- **PROBLEM DESCRIPTION**
Below are some records; reproduce every one of them exactly.

Dataset rows:
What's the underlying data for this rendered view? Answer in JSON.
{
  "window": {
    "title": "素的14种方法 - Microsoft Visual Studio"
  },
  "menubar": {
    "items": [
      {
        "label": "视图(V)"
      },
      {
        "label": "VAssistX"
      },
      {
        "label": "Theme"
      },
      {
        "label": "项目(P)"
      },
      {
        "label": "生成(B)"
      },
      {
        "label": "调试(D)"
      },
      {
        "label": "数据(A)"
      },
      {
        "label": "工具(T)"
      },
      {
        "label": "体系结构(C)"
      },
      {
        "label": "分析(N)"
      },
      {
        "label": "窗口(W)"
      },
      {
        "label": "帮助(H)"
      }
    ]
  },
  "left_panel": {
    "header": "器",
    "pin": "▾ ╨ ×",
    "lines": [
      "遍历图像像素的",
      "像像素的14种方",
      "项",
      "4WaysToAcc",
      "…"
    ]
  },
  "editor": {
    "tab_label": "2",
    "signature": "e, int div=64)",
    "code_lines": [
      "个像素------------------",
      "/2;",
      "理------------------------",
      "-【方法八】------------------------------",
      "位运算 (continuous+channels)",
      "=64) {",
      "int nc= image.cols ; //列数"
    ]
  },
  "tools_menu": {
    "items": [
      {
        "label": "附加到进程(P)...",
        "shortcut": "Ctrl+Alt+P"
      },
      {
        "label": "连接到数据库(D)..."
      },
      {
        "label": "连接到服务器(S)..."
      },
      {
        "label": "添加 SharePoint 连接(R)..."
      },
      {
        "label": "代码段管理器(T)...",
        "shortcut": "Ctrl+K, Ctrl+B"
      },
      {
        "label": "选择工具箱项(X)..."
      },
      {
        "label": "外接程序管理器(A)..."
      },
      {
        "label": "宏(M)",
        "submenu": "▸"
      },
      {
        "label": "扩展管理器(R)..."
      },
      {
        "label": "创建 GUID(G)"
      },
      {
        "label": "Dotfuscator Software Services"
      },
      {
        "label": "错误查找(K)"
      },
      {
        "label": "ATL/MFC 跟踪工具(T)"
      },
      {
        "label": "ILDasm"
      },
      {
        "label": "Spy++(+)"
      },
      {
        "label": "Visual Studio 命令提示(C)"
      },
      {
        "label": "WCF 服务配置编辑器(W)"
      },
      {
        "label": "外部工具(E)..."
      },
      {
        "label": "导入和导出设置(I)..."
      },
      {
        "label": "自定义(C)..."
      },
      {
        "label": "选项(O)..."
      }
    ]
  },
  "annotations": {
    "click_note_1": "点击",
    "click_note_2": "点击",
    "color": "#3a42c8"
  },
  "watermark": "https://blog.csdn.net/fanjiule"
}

- **RESPONSE TO THIS TASK**
What's the underlying data for this rendered view? Answer in JSON.
{
  "window": {
    "title": "素的14种方法 - Microsoft Visual Studio"
  },
  "menubar": {
    "items": [
      {
        "label": "视图(V)"
      },
      {
        "label": "VAssistX"
      },
      {
        "label": "Theme"
      },
      {
        "label": "项目(P)"
      },
      {
        "label": "生成(B)"
      },
      {
        "label": "调试(D)"
      },
      {
        "label": "数据(A)"
      },
      {
        "label": "工具(T)"
      },
      {
        "label": "体系结构(C)"
      },
      {
        "label": "分析(N)"
      },
      {
        "label": "窗口(W)"
      },
      {
        "label": "帮助(H)"
      }
    ]
  },
  "left_panel": {
    "header": "器",
    "pin": "▾ ╨ ×",
    "lines": [
      "遍历图像像素的",
      "像像素的14种方",
      "项",
      "4WaysToAcc",
      "…"
    ]
  },
  "editor": {
    "tab_label": "2",
    "signature": "e, int div=64)",
    "code_lines": [
      "个像素------------------",
      "/2;",
      "理------------------------",
      "-【方法八】------------------------------",
      "位运算 (continuous+channels)",
      "=64) {",
      "int nc= image.cols ; //列数"
    ]
  },
  "tools_menu": {
    "items": [
      {
        "label": "附加到进程(P)...",
        "shortcut": "Ctrl+Alt+P"
      },
      {
        "label": "连接到数据库(D)..."
      },
      {
        "label": "连接到服务器(S)..."
      },
      {
        "label": "添加 SharePoint 连接(R)..."
      },
      {
        "label": "代码段管理器(T)...",
        "shortcut": "Ctrl+K, Ctrl+B"
      },
      {
        "label": "选择工具箱项(X)..."
      },
      {
        "label": "外接程序管理器(A)..."
      },
      {
        "label": "宏(M)",
        "submenu": "▸"
      },
      {
        "label": "扩展管理器(R)..."
      },
      {
        "label": "创建 GUID(G)"
      },
      {
        "label": "Dotfuscator Software Services"
      },
      {
        "label": "错误查找(K)"
      },
      {
        "label": "ATL/MFC 跟踪工具(T)"
      },
      {
        "label": "ILDasm"
      },
      {
        "label": "Spy++(+)"
      },
      {
        "label": "Visual Studio 命令提示(C)"
      },
      {
        "label": "WCF 服务配置编辑器(W)"
      },
      {
        "label": "外部工具(E)..."
      },
      {
        "label": "导入和导出设置(I)..."
      },
      {
        "label": "自定义(C)..."
      },
      {
        "label": "选项(O)..."
      }
    ]
  },
  "annotations": {
    "click_note_1": "点击",
    "click_note_2": "点击",
    "color": "#3a42c8"
  },
  "watermark": "https://blog.csdn.net/fanjiule"
}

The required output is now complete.